(Records excerpted from a collection)
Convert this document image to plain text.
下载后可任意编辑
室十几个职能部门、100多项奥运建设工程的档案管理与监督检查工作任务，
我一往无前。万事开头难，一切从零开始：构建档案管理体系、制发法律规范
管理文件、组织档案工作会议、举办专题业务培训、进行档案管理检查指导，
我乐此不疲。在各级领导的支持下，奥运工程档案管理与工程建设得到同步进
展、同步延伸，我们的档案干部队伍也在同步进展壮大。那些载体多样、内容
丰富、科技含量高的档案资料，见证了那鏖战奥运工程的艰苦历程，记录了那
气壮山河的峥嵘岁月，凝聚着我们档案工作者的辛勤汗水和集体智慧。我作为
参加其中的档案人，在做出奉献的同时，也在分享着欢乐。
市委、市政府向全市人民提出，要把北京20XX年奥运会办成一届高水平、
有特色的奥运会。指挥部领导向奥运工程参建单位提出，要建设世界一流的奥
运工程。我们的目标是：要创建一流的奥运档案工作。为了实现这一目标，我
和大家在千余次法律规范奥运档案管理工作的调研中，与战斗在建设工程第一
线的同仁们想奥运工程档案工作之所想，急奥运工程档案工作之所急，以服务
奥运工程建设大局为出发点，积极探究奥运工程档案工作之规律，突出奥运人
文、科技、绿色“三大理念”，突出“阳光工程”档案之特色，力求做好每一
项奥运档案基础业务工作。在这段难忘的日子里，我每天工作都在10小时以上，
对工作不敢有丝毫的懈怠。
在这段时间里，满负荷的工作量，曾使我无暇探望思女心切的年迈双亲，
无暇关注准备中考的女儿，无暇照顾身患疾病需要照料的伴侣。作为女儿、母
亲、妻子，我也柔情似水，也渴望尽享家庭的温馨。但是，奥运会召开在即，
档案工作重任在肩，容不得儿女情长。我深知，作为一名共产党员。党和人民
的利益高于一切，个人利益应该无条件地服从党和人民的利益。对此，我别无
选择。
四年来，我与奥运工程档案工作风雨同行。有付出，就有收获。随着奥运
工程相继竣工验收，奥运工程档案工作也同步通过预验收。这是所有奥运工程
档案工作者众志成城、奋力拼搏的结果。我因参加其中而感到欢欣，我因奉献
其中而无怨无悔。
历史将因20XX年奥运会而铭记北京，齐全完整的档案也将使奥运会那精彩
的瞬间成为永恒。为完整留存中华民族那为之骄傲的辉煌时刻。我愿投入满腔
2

● Problem to work on
Please restate the data word for word, every record included.

● Complete output
Convert this document image to plain text.
下载后可任意编辑
室十几个职能部门、100多项奥运建设工程的档案管理与监督检查工作任务，
我一往无前。万事开头难，一切从零开始：构建档案管理体系、制发法律规范
管理文件、组织档案工作会议、举办专题业务培训、进行档案管理检查指导，
我乐此不疲。在各级领导的支持下，奥运工程档案管理与工程建设得到同步进
展、同步延伸，我们的档案干部队伍也在同步进展壮大。那些载体多样、内容
丰富、科技含量高的档案资料，见证了那鏖战奥运工程的艰苦历程，记录了那
气壮山河的峥嵘岁月，凝聚着我们档案工作者的辛勤汗水和集体智慧。我作为
参加其中的档案人，在做出奉献的同时，也在分享着欢乐。
市委、市政府向全市人民提出，要把北京20XX年奥运会办成一届高水平、
有特色的奥运会。指挥部领导向奥运工程参建单位提出，要建设世界一流的奥
运工程。我们的目标是：要创建一流的奥运档案工作。为了实现这一目标，我
和大家在千余次法律规范奥运档案管理工作的调研中，与战斗在建设工程第一
线的同仁们想奥运工程档案工作之所想，急奥运工程档案工作之所急，以服务
奥运工程建设大局为出发点，积极探究奥运工程档案工作之规律，突出奥运人
文、科技、绿色“三大理念”，突出“阳光工程”档案之特色，力求做好每一
项奥运档案基础业务工作。在这段难忘的日子里，我每天工作都在10小时以上，
对工作不敢有丝毫的懈怠。
在这段时间里，满负荷的工作量，曾使我无暇探望思女心切的年迈双亲，
无暇关注准备中考的女儿，无暇照顾身患疾病需要照料的伴侣。作为女儿、母
亲、妻子，我也柔情似水，也渴望尽享家庭的温馨。但是，奥运会召开在即，
档案工作重任在肩，容不得儿女情长。我深知，作为一名共产党员。党和人民
的利益高于一切，个人利益应该无条件地服从党和人民的利益。对此，我别无
选择。
四年来，我与奥运工程档案工作风雨同行。有付出，就有收获。随着奥运
工程相继竣工验收，奥运工程档案工作也同步通过预验收。这是所有奥运工程
档案工作者众志成城、奋力拼搏的结果。我因参加其中而感到欢欣，我因奉献
其中而无怨无悔。
历史将因20XX年奥运会而铭记北京，齐全完整的档案也将使奥运会那精彩
的瞬间成为永恒。为完整留存中华民族那为之骄傲的辉煌时刻。我愿投入满腔
2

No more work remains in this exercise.